- Work to complete:
Within the material below, find each line bearing the word "Articles" and present it.

- Supplied records:
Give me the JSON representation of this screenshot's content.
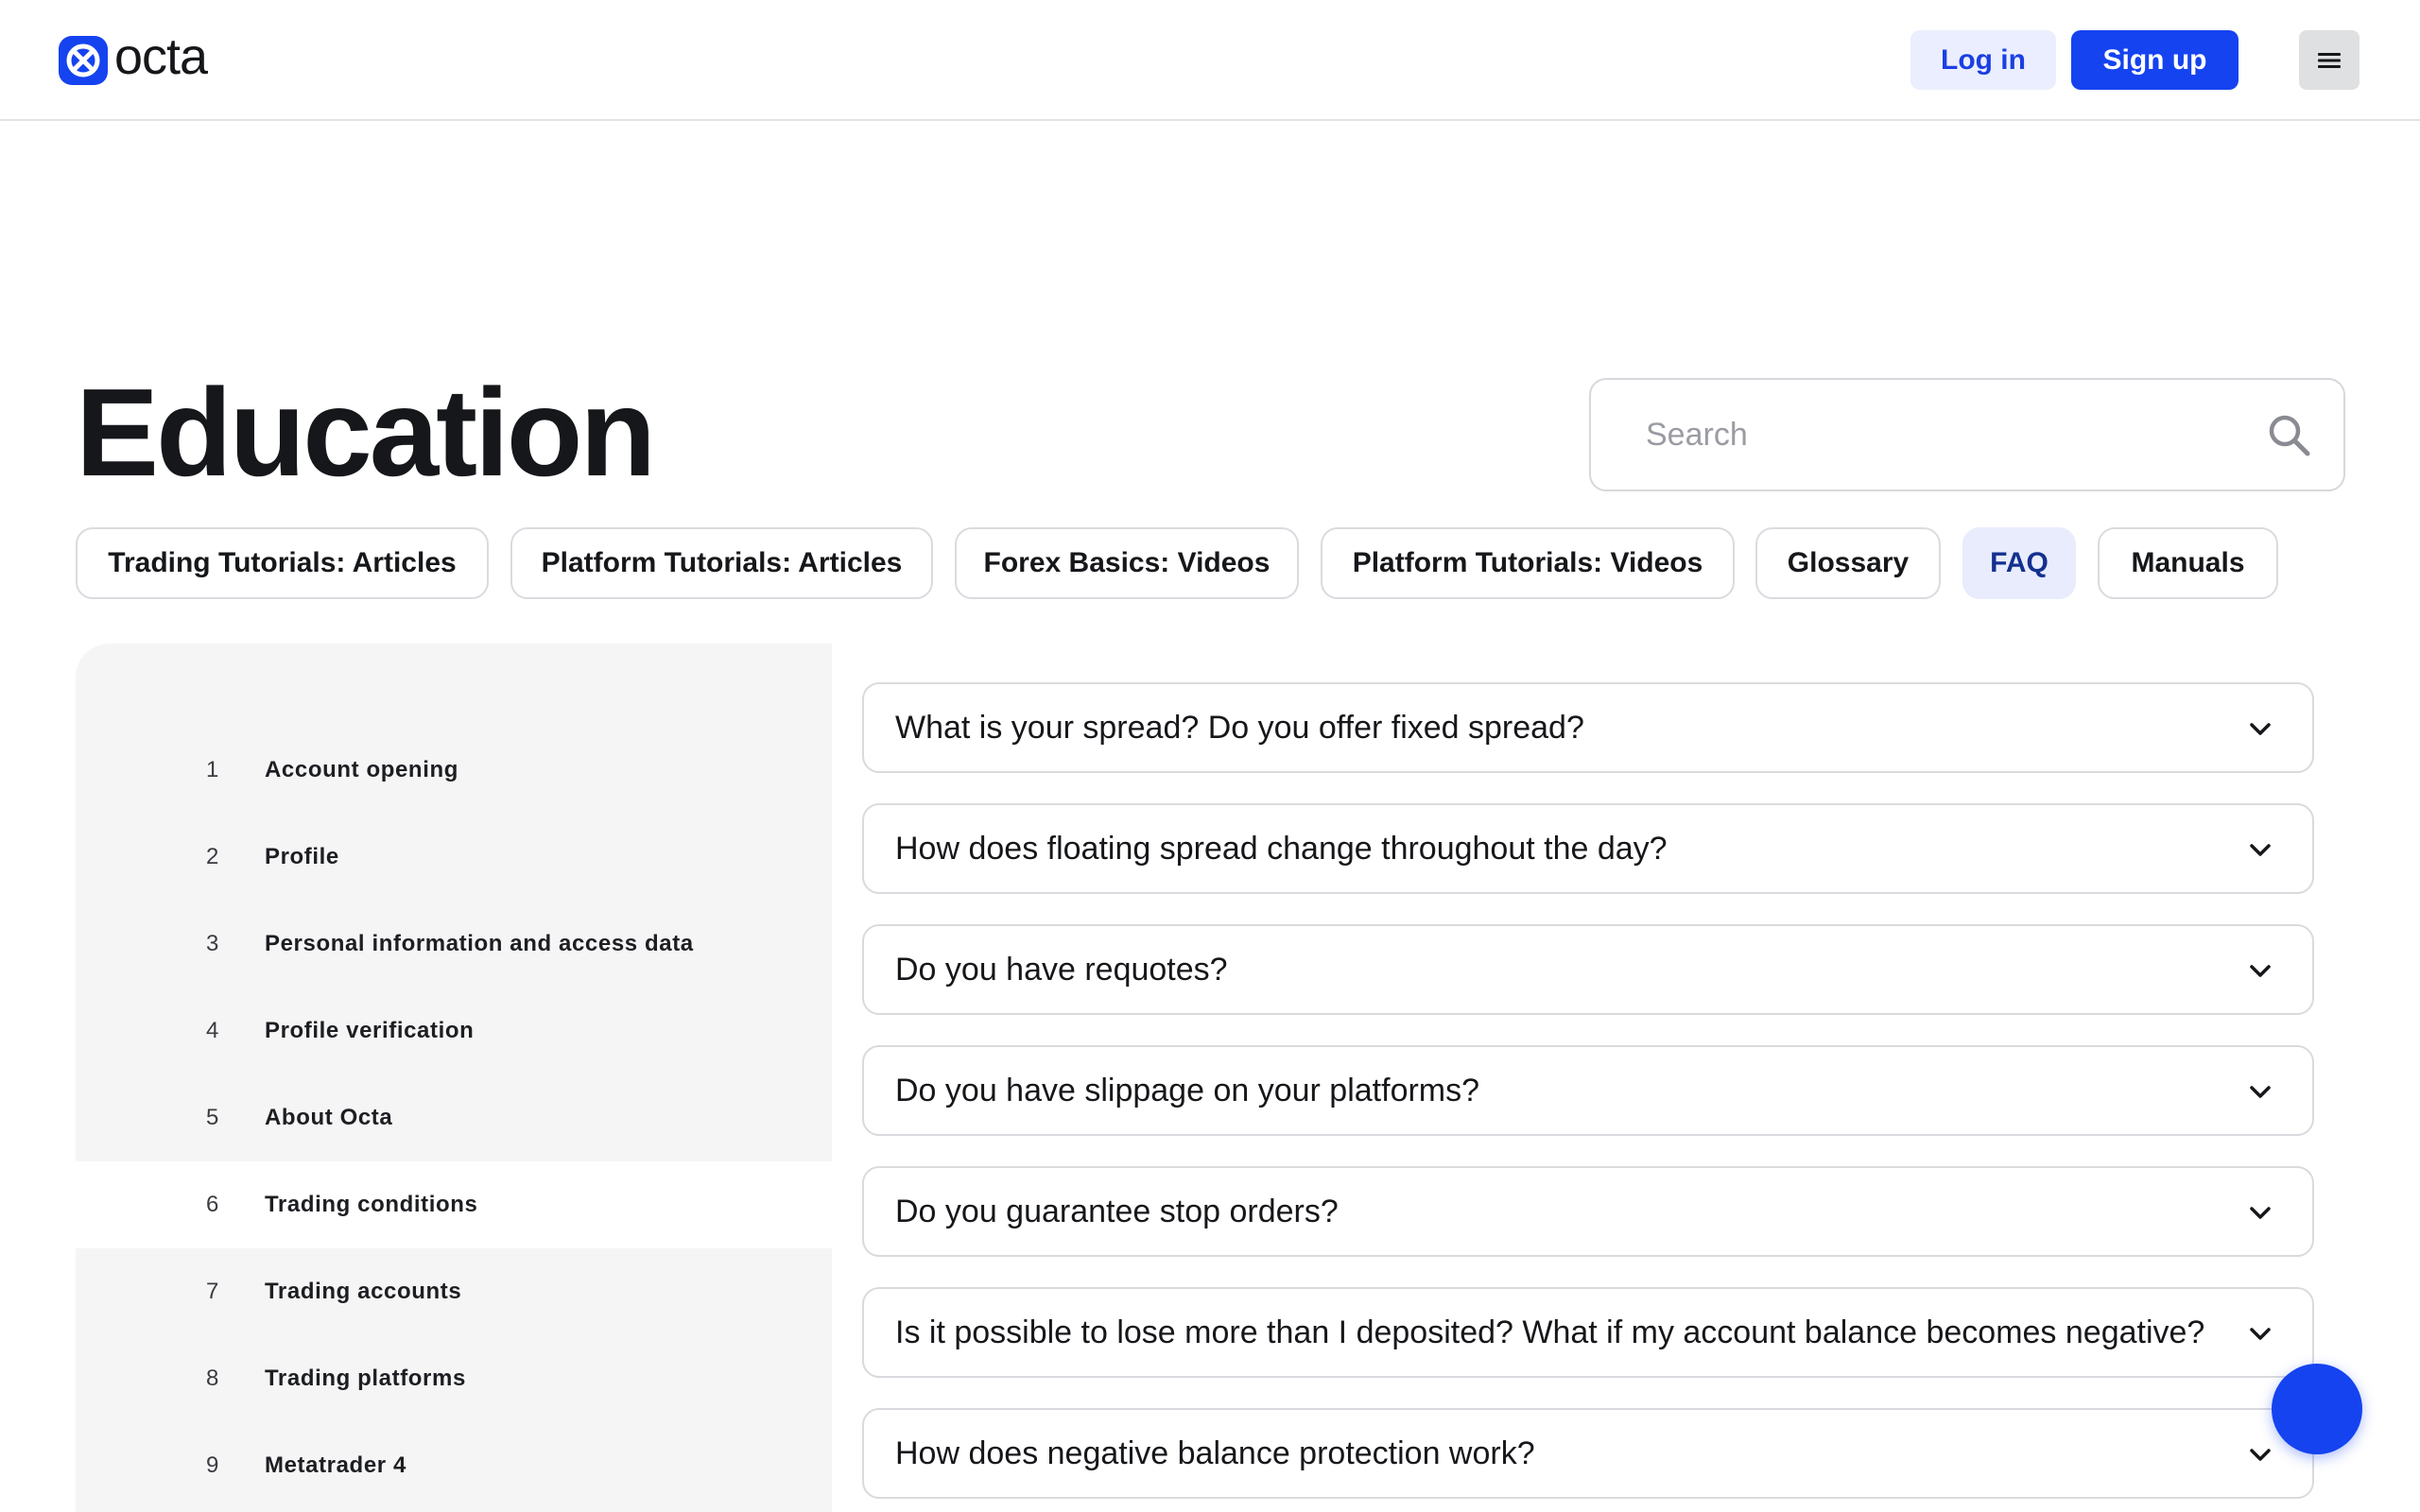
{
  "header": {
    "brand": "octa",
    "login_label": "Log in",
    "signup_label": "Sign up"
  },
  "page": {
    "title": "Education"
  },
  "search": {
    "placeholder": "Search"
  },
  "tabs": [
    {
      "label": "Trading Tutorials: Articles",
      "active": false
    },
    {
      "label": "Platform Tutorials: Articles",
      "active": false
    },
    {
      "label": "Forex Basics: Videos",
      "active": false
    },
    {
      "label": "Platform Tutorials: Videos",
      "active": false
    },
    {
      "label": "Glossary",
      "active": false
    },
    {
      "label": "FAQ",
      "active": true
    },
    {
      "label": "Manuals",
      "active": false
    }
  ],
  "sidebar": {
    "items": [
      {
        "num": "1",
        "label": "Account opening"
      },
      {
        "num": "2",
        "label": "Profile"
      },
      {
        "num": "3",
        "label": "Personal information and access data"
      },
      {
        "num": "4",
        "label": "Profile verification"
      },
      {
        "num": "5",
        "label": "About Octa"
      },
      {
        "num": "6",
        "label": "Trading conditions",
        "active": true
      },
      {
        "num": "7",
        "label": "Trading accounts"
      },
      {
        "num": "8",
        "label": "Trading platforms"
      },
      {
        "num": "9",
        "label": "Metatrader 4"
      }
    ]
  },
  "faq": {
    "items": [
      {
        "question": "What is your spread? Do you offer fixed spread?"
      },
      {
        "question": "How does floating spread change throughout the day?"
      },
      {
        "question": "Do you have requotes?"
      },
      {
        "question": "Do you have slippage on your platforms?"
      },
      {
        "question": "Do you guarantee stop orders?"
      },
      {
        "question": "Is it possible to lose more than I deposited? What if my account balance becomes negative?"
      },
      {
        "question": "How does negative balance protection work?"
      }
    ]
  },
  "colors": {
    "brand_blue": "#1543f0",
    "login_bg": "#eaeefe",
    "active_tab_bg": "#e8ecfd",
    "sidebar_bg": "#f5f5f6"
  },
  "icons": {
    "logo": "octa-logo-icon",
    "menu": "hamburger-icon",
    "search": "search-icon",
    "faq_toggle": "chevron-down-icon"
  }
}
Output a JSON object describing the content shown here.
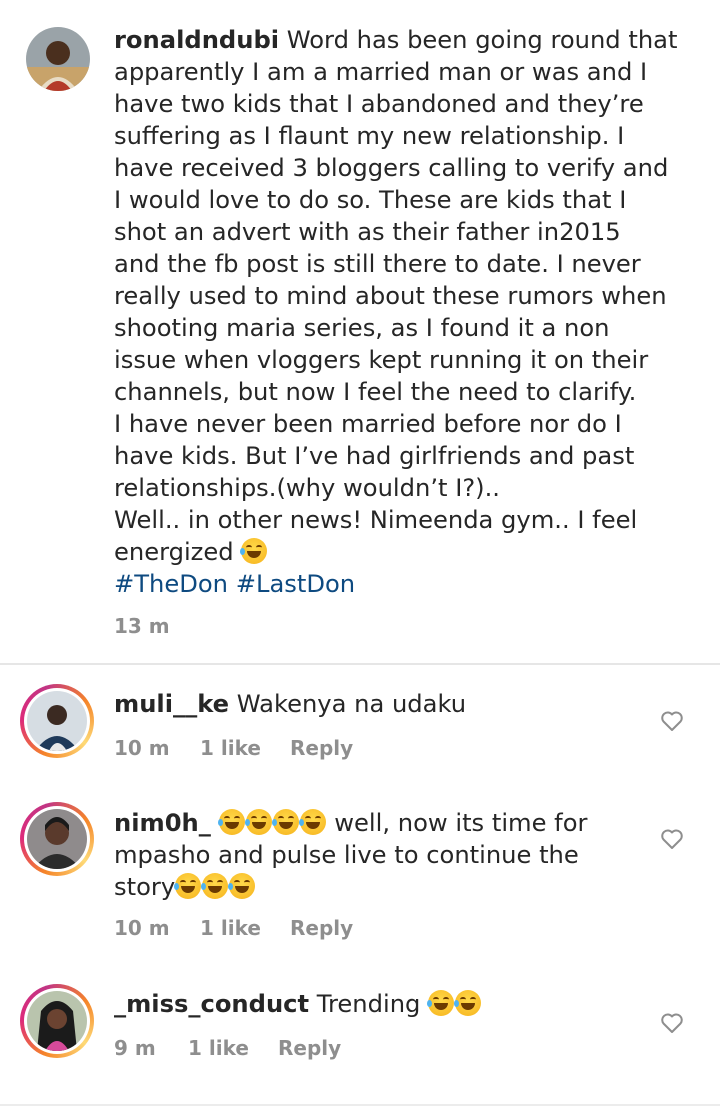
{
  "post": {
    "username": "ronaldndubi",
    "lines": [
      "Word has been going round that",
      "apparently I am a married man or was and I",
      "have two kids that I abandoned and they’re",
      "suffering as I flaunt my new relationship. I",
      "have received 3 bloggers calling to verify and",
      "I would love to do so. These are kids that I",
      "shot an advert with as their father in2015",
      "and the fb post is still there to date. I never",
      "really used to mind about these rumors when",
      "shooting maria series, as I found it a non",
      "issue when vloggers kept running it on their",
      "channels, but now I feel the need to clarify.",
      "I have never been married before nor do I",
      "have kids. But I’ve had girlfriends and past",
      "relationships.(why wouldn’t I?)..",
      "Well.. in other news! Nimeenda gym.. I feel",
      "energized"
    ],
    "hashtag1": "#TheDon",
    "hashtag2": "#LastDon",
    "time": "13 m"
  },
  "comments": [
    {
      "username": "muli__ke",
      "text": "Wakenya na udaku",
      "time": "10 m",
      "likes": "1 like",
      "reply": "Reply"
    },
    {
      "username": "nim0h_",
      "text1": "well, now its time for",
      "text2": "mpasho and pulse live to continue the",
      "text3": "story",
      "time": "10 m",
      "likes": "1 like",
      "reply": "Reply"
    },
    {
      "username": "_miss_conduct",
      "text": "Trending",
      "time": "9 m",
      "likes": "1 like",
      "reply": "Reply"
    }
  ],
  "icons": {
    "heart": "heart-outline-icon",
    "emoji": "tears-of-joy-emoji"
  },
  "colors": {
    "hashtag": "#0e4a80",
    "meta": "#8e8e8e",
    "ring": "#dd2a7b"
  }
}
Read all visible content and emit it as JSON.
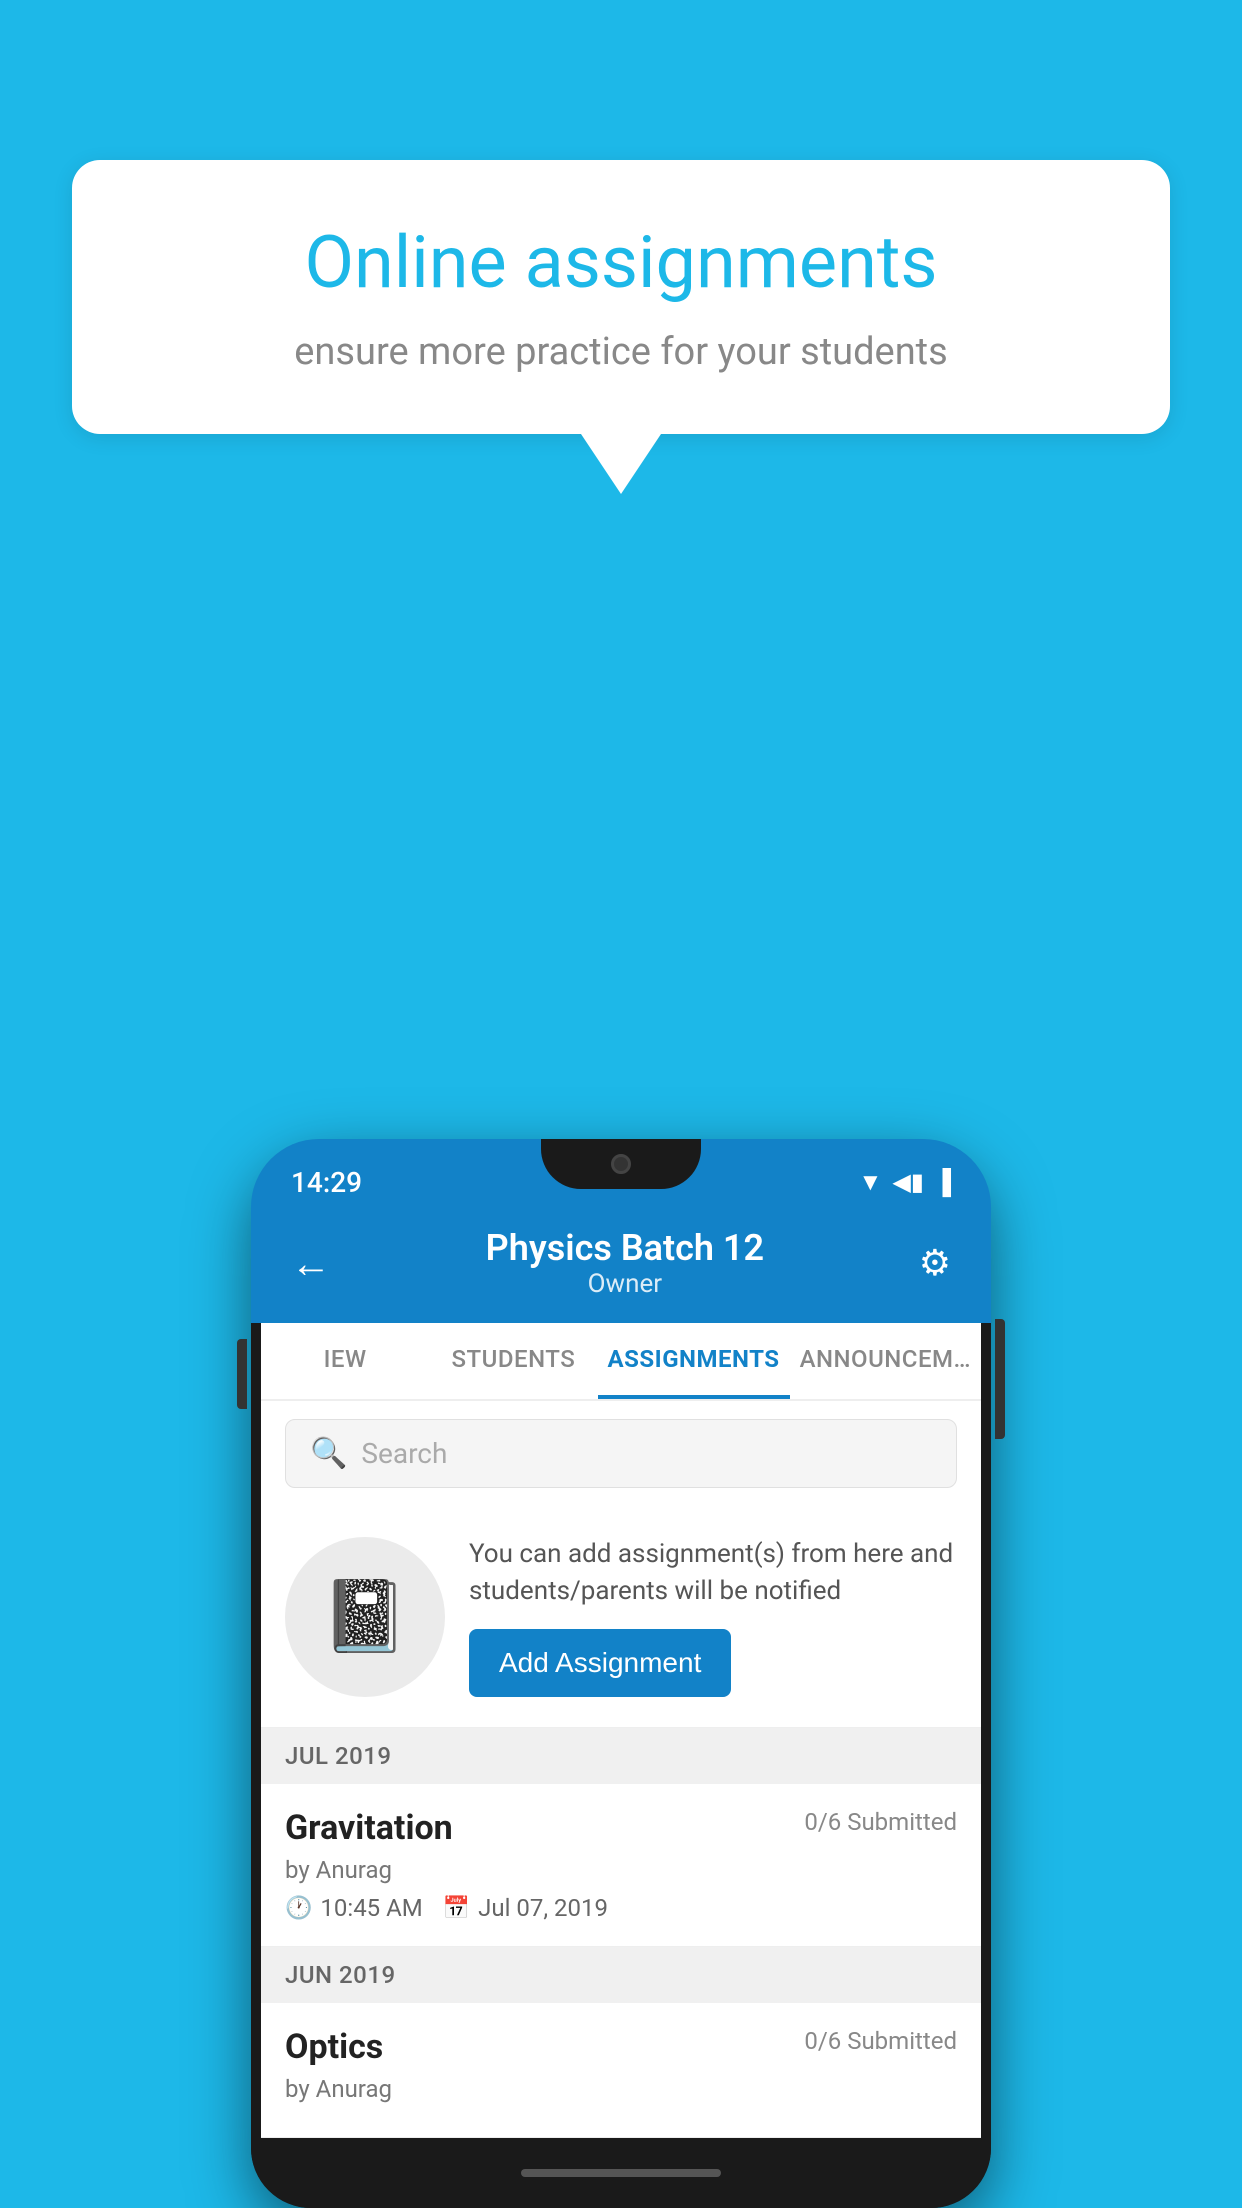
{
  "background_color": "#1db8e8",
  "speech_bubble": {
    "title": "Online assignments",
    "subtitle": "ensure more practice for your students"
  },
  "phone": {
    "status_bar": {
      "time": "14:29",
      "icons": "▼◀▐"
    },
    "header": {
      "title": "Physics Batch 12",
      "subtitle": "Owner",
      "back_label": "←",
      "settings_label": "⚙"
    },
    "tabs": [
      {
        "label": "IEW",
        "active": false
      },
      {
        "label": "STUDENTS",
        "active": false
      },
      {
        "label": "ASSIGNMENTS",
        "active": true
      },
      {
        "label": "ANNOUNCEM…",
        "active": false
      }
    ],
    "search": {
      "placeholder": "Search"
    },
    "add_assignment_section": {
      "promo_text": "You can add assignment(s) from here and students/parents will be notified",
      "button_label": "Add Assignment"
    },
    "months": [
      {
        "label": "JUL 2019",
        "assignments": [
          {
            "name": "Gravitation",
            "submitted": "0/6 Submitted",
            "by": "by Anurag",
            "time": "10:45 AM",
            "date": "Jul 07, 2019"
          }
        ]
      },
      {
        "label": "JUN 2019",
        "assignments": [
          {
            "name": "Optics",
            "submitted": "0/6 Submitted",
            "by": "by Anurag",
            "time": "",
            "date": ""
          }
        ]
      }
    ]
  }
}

- Full solution:
      "label": "Trading Tutorials: Articles",
      "label": "Platform Tutorials: Articles",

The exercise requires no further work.